(Records excerpted from a collection)
------------------------------------------------------------
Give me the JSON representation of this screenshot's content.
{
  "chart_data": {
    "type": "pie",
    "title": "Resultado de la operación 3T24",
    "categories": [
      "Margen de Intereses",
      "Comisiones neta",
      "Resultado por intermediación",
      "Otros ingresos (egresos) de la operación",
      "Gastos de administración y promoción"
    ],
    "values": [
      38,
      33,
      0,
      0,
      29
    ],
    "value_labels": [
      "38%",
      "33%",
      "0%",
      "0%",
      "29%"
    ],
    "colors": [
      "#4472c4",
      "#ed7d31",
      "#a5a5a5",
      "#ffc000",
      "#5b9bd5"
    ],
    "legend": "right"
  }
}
------------------------------------------------------------
» INSTRUCTIONS TO FOLLOW
In full and verbatim, repeat the records given above.

» FINAL ANSWER
Give me the JSON representation of this screenshot's content.
{
  "chart_data": {
    "type": "pie",
    "title": "Resultado de la operación 3T24",
    "categories": [
      "Margen de Intereses",
      "Comisiones neta",
      "Resultado por intermediación",
      "Otros ingresos (egresos) de la operación",
      "Gastos de administración y promoción"
    ],
    "values": [
      38,
      33,
      0,
      0,
      29
    ],
    "value_labels": [
      "38%",
      "33%",
      "0%",
      "0%",
      "29%"
    ],
    "colors": [
      "#4472c4",
      "#ed7d31",
      "#a5a5a5",
      "#ffc000",
      "#5b9bd5"
    ],
    "legend": "right"
  }
}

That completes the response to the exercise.